Task brief. Return all of the entries exactly, with nothing added or left out.

─── Recorded data

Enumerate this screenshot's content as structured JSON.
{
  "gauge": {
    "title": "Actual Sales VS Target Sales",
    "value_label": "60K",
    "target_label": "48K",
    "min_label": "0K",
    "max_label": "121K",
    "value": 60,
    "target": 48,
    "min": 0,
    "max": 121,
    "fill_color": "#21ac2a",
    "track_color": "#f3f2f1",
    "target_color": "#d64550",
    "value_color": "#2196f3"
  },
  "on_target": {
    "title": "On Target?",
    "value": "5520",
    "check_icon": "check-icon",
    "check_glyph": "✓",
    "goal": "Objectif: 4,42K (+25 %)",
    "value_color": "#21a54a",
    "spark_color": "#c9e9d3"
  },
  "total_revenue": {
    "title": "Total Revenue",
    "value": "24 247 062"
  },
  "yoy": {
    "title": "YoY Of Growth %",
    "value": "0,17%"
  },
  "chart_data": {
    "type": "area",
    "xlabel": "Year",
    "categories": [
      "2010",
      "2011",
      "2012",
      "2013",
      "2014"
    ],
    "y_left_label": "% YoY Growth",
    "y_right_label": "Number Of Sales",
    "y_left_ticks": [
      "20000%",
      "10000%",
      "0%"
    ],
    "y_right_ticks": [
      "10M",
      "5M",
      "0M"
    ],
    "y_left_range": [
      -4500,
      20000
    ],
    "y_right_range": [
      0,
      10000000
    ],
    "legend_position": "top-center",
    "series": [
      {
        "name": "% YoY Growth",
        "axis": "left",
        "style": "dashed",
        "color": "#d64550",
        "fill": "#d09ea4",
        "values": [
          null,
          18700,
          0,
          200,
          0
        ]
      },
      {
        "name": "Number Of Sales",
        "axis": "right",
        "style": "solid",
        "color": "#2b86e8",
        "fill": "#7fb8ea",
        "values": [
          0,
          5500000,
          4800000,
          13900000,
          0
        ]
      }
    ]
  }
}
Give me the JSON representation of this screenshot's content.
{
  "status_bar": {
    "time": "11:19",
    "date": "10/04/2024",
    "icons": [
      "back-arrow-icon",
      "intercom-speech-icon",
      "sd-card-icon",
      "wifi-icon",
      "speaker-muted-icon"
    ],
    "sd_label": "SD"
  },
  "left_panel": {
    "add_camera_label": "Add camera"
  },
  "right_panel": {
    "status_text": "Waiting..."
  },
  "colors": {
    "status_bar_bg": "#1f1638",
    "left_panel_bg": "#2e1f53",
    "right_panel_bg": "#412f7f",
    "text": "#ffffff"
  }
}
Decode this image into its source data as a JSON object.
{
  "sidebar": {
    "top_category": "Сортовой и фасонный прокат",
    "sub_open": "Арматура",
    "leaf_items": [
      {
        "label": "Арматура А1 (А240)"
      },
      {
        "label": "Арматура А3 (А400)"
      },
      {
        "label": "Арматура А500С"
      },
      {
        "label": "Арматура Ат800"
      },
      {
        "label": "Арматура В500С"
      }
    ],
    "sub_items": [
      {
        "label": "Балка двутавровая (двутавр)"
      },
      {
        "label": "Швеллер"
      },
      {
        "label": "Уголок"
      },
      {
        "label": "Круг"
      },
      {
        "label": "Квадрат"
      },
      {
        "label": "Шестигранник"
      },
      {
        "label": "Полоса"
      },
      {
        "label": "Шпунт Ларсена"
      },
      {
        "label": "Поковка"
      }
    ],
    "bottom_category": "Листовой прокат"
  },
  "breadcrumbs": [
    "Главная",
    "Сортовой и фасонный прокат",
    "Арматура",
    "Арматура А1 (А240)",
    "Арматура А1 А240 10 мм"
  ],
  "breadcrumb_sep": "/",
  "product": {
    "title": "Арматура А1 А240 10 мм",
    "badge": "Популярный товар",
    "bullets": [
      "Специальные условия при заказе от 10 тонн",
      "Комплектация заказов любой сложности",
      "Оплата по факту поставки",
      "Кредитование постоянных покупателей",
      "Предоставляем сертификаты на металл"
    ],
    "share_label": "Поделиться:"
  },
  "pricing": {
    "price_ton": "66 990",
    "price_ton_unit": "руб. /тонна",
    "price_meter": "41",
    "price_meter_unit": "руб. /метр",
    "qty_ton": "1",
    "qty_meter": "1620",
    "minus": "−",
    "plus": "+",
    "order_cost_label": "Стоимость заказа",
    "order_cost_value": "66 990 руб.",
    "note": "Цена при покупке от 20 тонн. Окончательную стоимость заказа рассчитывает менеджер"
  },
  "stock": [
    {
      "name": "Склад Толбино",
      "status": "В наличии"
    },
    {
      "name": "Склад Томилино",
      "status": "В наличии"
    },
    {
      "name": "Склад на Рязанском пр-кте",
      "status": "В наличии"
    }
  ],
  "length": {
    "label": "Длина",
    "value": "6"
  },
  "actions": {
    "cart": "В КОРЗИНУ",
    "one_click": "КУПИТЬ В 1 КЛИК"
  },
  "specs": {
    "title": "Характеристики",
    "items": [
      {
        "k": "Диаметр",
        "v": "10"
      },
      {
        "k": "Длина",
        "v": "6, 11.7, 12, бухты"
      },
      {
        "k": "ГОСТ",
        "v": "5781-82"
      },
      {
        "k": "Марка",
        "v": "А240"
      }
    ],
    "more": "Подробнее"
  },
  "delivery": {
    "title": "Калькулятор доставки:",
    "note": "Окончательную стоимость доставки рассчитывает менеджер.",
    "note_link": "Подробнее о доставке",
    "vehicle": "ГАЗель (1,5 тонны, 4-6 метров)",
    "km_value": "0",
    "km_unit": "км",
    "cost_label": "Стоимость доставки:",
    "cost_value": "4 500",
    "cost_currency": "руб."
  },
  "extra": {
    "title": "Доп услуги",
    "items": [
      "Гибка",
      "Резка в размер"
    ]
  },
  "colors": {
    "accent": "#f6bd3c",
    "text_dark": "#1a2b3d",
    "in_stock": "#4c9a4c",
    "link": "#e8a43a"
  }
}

──────

Response to this exercise.
Enumerate this screenshot's content as structured JSON.
{
  "gauge": {
    "title": "Actual Sales VS Target Sales",
    "value_label": "60K",
    "target_label": "48K",
    "min_label": "0K",
    "max_label": "121K",
    "value": 60,
    "target": 48,
    "min": 0,
    "max": 121,
    "fill_color": "#21ac2a",
    "track_color": "#f3f2f1",
    "target_color": "#d64550",
    "value_color": "#2196f3"
  },
  "on_target": {
    "title": "On Target?",
    "value": "5520",
    "check_icon": "check-icon",
    "check_glyph": "✓",
    "goal": "Objectif: 4,42K (+25 %)",
    "value_color": "#21a54a",
    "spark_color": "#c9e9d3"
  },
  "total_revenue": {
    "title": "Total Revenue",
    "value": "24 247 062"
  },
  "yoy": {
    "title": "YoY Of Growth %",
    "value": "0,17%"
  },
  "chart_data": {
    "type": "area",
    "xlabel": "Year",
    "categories": [
      "2010",
      "2011",
      "2012",
      "2013",
      "2014"
    ],
    "y_left_label": "% YoY Growth",
    "y_right_label": "Number Of Sales",
    "y_left_ticks": [
      "20000%",
      "10000%",
      "0%"
    ],
    "y_right_ticks": [
      "10M",
      "5M",
      "0M"
    ],
    "y_left_range": [
      -4500,
      20000
    ],
    "y_right_range": [
      0,
      10000000
    ],
    "legend_position": "top-center",
    "series": [
      {
        "name": "% YoY Growth",
        "axis": "left",
        "style": "dashed",
        "color": "#d64550",
        "fill": "#d09ea4",
        "values": [
          null,
          18700,
          0,
          200,
          0
        ]
      },
      {
        "name": "Number Of Sales",
        "axis": "right",
        "style": "solid",
        "color": "#2b86e8",
        "fill": "#7fb8ea",
        "values": [
          0,
          5500000,
          4800000,
          13900000,
          0
        ]
      }
    ]
  }
}
Give me the JSON representation of this screenshot's content.
{
  "status_bar": {
    "time": "11:19",
    "date": "10/04/2024",
    "icons": [
      "back-arrow-icon",
      "intercom-speech-icon",
      "sd-card-icon",
      "wifi-icon",
      "speaker-muted-icon"
    ],
    "sd_label": "SD"
  },
  "left_panel": {
    "add_camera_label": "Add camera"
  },
  "right_panel": {
    "status_text": "Waiting..."
  },
  "colors": {
    "status_bar_bg": "#1f1638",
    "left_panel_bg": "#2e1f53",
    "right_panel_bg": "#412f7f",
    "text": "#ffffff"
  }
}
Decode this image into its source data as a JSON object.
{
  "sidebar": {
    "top_category": "Сортовой и фасонный прокат",
    "sub_open": "Арматура",
    "leaf_items": [
      {
        "label": "Арматура А1 (А240)"
      },
      {
        "label": "Арматура А3 (А400)"
      },
      {
        "label": "Арматура А500С"
      },
      {
        "label": "Арматура Ат800"
      },
      {
        "label": "Арматура В500С"
      }
    ],
    "sub_items": [
      {
        "label": "Балка двутавровая (двутавр)"
      },
      {
        "label": "Швеллер"
      },
      {
        "label": "Уголок"
      },
      {
        "label": "Круг"
      },
      {
        "label": "Квадрат"
      },
      {
        "label": "Шестигранник"
      },
      {
        "label": "Полоса"
      },
      {
        "label": "Шпунт Ларсена"
      },
      {
        "label": "Поковка"
      }
    ],
    "bottom_category": "Листовой прокат"
  },
  "breadcrumbs": [
    "Главная",
    "Сортовой и фасонный прокат",
    "Арматура",
    "Арматура А1 (А240)",
    "Арматура А1 А240 10 мм"
  ],
  "breadcrumb_sep": "/",
  "product": {
    "title": "Арматура А1 А240 10 мм",
    "badge": "Популярный товар",
    "bullets": [
      "Специальные условия при заказе от 10 тонн",
      "Комплектация заказов любой сложности",
      "Оплата по факту поставки",
      "Кредитование постоянных покупателей",
      "Предоставляем сертификаты на металл"
    ],
    "share_label": "Поделиться:"
  },
  "pricing": {
    "price_ton": "66 990",
    "price_ton_unit": "руб. /тонна",
    "price_meter": "41",
    "price_meter_unit": "руб. /метр",
    "qty_ton": "1",
    "qty_meter": "1620",
    "minus": "−",
    "plus": "+",
    "order_cost_label": "Стоимость заказа",
    "order_cost_value": "66 990 руб.",
    "note": "Цена при покупке от 20 тонн. Окончательную стоимость заказа рассчитывает менеджер"
  },
  "stock": [
    {
      "name": "Склад Толбино",
      "status": "В наличии"
    },
    {
      "name": "Склад Томилино",
      "status": "В наличии"
    },
    {
      "name": "Склад на Рязанском пр-кте",
      "status": "В наличии"
    }
  ],
  "length": {
    "label": "Длина",
    "value": "6"
  },
  "actions": {
    "cart": "В КОРЗИНУ",
    "one_click": "КУПИТЬ В 1 КЛИК"
  },
  "specs": {
    "title": "Характеристики",
    "items": [
      {
        "k": "Диаметр",
        "v": "10"
      },
      {
        "k": "Длина",
        "v": "6, 11.7, 12, бухты"
      },
      {
        "k": "ГОСТ",
        "v": "5781-82"
      },
      {
        "k": "Марка",
        "v": "А240"
      }
    ],
    "more": "Подробнее"
  },
  "delivery": {
    "title": "Калькулятор доставки:",
    "note": "Окончательную стоимость доставки рассчитывает менеджер.",
    "note_link": "Подробнее о доставке",
    "vehicle": "ГАЗель (1,5 тонны, 4-6 метров)",
    "km_value": "0",
    "km_unit": "км",
    "cost_label": "Стоимость доставки:",
    "cost_value": "4 500",
    "cost_currency": "руб."
  },
  "extra": {
    "title": "Доп услуги",
    "items": [
      "Гибка",
      "Резка в размер"
    ]
  },
  "colors": {
    "accent": "#f6bd3c",
    "text_dark": "#1a2b3d",
    "in_stock": "#4c9a4c",
    "link": "#e8a43a"
  }
}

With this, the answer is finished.